**Listing:**
**********

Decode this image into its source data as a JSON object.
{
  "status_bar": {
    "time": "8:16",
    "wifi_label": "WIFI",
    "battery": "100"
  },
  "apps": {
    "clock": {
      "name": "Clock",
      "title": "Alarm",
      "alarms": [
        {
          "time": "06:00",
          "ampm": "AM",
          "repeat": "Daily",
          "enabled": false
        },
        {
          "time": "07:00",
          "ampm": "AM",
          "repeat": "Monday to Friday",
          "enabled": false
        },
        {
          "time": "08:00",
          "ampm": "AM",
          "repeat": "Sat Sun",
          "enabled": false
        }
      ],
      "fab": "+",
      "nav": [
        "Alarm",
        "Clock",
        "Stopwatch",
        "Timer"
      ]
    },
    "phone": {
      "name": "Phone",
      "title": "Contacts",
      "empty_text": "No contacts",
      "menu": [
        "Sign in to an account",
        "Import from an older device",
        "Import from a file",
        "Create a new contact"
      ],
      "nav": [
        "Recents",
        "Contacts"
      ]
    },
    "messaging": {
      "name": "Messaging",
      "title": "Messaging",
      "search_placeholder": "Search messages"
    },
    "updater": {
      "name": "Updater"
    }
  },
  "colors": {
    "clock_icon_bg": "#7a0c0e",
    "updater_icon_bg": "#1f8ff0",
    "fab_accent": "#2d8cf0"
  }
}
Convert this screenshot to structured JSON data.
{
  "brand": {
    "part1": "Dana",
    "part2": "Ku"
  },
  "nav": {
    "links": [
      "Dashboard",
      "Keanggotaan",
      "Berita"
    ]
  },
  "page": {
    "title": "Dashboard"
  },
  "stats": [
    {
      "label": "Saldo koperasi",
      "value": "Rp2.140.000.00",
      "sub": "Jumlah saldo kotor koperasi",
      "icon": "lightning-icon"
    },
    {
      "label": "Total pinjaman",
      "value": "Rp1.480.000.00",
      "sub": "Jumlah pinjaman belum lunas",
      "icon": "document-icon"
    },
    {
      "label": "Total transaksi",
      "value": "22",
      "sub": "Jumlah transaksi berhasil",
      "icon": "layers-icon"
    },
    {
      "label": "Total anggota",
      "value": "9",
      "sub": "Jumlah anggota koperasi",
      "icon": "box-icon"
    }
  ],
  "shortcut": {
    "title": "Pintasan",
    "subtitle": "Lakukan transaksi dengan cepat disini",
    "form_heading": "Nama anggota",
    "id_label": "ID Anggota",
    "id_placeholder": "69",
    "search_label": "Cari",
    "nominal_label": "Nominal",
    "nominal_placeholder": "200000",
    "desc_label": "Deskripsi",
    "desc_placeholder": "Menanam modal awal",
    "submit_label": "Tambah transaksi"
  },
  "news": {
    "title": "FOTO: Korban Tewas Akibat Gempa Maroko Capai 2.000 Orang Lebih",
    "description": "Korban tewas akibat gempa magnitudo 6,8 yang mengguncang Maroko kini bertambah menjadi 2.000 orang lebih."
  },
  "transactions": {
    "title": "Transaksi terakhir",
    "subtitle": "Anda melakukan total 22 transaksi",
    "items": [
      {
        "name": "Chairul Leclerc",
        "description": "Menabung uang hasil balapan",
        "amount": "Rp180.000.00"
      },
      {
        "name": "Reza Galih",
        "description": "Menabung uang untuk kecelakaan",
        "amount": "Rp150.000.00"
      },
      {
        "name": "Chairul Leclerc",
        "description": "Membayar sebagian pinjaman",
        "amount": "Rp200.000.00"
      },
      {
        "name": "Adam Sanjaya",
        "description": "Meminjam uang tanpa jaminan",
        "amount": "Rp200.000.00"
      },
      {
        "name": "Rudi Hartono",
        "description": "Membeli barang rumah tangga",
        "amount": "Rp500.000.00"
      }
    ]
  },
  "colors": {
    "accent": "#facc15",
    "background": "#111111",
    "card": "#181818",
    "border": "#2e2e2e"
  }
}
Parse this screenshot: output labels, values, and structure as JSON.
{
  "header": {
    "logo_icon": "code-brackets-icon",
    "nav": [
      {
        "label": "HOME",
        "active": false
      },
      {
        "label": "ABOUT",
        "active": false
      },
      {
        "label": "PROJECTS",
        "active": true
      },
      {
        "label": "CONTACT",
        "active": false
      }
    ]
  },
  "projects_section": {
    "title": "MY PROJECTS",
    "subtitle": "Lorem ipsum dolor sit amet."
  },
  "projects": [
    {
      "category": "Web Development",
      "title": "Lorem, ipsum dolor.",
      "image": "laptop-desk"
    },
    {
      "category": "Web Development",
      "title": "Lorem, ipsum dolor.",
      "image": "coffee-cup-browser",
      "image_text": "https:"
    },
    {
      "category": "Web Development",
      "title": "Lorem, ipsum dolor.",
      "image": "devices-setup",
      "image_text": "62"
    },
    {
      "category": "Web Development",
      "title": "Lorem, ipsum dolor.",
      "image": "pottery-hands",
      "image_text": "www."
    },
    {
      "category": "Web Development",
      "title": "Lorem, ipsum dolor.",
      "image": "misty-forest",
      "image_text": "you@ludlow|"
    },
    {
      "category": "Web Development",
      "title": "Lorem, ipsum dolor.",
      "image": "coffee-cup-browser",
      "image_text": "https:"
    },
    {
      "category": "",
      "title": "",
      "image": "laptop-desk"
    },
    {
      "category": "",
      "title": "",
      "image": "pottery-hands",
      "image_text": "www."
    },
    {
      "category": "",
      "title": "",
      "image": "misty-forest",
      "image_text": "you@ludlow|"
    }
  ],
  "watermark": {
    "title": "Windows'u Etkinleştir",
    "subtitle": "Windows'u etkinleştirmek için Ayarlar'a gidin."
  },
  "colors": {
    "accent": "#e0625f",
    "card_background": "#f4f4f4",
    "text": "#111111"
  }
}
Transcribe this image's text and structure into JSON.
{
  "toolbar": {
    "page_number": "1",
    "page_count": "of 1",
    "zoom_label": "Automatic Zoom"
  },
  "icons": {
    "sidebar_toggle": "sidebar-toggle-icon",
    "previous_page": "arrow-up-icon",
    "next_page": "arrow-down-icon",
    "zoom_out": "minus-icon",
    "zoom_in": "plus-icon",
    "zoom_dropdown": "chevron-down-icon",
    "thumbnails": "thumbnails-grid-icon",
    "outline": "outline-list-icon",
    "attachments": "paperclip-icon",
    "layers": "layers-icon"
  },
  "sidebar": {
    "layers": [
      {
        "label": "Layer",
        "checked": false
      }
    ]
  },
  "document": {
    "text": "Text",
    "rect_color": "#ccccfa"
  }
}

**********

**Task requirements:**
Track down all lines above with the string "JSON" and copy them.

**Output below:**
Decode this image into its source data as a JSON object.
Convert this screenshot to structured JSON data.
Parse this screenshot: output labels, values, and structure as JSON.
Transcribe this image's text and structure into JSON.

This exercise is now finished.